[BEGIN QUOTED TEXT]

You can use DIY CO2 on a large tank as long as the lighting is kept low. If the lighting is low the CO2 demand is low. It's when people try to use bright lighting on a large tank with DIY that they get into lots of trouble. Light is to a tank what an accelerator pedal is to a car. High light creates high demand for CO2 and nutrients. Low light reduces the demands and the stress. The real problem with DIY CO2 is it's inherent instability so one has to take great pains to ensure a steady supply by alternating bottles and so forth. Stupid amounts of CO2 are only required when stupid amounts of lighting is applied to the tank. It's not easy but it is doable.

Riccia does not respond well to Excel or EasyCarbo which are essentially the same product.

Cheers,


----------



## Schmill (26 Feb 2009)

Thanks for another in-depth response, plenty of learning for me to do here!

Out of interest, in your opinion where do I fall with regards to the lighting?
As mentioned above I am currently running a lighting bar with 2x 39W HOT5 tubes on it, but I also have a lighting bar that I 'think' (its put away at the moment) is 2x 30 or 35W T8 tubes.
Would I benefit from 'downgrading' back to the T8 tubes? I really prefer the look of the tank & fish with the extra lighting that the T5's give, but don't want to be causing problems with the plants...

Thanks again


----------



## ceg4048 (26 Feb 2009)

Hi,
    If you prefer the look of the T5's then that's what you ought to aim for. If you wanted to stay non-CO2 you could, for example, remove one or both of the reflectors which are actually multiplying the energy input to the tank. That alone might solve your problem. 80 watts T5 over a 75 USG tank ought to be able to withstand a non-injected environment but carpet plants simply don't do well without Carbon addition. Carpet plants are difficult enough even when CO2 is added so that's always going to be a challenge. The Vallis is more of a mystery because they normally can feed from the carbonates in the water column, assuming you're using tap water and not RO, rainwater or other de-mineralized water.

[END QUOTED TEXT]
[BEGIN ENTRIES PROVIDED]

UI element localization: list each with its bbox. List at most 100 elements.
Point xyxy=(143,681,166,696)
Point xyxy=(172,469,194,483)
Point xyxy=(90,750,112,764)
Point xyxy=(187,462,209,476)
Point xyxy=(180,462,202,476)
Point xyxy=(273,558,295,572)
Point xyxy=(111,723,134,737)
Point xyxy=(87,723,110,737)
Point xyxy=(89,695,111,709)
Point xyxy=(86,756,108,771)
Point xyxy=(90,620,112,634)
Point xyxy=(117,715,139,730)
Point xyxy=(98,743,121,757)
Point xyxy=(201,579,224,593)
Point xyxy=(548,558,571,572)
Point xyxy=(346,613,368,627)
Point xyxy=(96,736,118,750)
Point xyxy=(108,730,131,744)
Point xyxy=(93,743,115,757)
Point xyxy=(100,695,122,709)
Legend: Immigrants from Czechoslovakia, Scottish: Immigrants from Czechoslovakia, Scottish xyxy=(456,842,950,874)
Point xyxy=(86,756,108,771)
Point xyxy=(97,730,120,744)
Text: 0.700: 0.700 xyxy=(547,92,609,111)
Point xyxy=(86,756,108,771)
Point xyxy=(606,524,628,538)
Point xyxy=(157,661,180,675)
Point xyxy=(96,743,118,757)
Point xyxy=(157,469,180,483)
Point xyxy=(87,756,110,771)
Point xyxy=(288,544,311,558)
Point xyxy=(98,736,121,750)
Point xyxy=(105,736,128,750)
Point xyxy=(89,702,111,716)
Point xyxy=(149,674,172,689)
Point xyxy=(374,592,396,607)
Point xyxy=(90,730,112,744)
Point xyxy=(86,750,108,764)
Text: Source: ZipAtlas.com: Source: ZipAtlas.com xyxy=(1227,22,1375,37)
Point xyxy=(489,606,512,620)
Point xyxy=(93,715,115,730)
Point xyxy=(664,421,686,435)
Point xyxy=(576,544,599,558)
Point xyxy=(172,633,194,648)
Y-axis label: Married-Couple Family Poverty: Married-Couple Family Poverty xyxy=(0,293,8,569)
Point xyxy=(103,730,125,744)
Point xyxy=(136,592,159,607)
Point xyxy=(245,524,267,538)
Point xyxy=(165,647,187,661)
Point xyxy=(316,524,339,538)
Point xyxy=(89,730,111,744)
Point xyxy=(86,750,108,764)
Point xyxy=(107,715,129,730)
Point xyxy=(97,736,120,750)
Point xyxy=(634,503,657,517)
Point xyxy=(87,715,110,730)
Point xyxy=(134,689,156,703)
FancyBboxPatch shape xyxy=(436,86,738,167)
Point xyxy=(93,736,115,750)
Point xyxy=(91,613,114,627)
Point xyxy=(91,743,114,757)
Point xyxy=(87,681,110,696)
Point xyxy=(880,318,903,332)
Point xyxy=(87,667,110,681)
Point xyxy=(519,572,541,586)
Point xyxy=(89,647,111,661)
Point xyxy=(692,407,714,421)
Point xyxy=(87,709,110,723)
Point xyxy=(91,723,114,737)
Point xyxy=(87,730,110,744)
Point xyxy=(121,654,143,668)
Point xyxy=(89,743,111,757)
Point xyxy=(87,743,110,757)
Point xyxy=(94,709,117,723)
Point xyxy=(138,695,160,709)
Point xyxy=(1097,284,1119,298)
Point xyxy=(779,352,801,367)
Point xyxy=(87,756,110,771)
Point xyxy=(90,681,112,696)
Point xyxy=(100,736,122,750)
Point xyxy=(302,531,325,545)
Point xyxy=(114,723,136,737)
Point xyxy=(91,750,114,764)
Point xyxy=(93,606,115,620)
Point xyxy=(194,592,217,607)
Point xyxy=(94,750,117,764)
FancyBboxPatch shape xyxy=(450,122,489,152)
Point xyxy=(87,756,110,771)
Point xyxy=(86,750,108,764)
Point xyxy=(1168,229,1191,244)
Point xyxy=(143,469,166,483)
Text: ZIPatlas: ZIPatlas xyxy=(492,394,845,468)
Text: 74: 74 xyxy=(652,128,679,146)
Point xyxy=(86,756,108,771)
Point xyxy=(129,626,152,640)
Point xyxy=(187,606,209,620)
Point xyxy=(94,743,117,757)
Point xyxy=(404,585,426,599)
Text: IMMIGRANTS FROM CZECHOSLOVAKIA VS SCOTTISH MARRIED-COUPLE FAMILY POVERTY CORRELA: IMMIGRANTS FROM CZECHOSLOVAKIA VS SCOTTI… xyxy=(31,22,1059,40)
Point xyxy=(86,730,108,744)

[END ENTRIES PROVIDED]

== AIM A ==
In the aquarium forum thread, rewrite the paragraph beginning "You can use DIY CO2 on a large tank" as a short bulleted list that keeps its main facts.
== AIM B ==
Tally the lines of the records that contain the string "shape", and give only the number.

== RESPONSE A ==
- DIY CO2 can work on a large tank if the lighting is kept low.
- Low light means low demand for CO2 and nutrients, and less stress; high light raises both demands.
- Pairing bright lighting with DIY CO2 on a large tank leads to trouble.
- DIY CO2 is inherently unstable, so a steady supply takes effort, such as alternating bottles.
- Very large amounts of CO2 are needed only under very strong lighting.
- It is not easy, but it is doable.

== RESPONSE B ==
2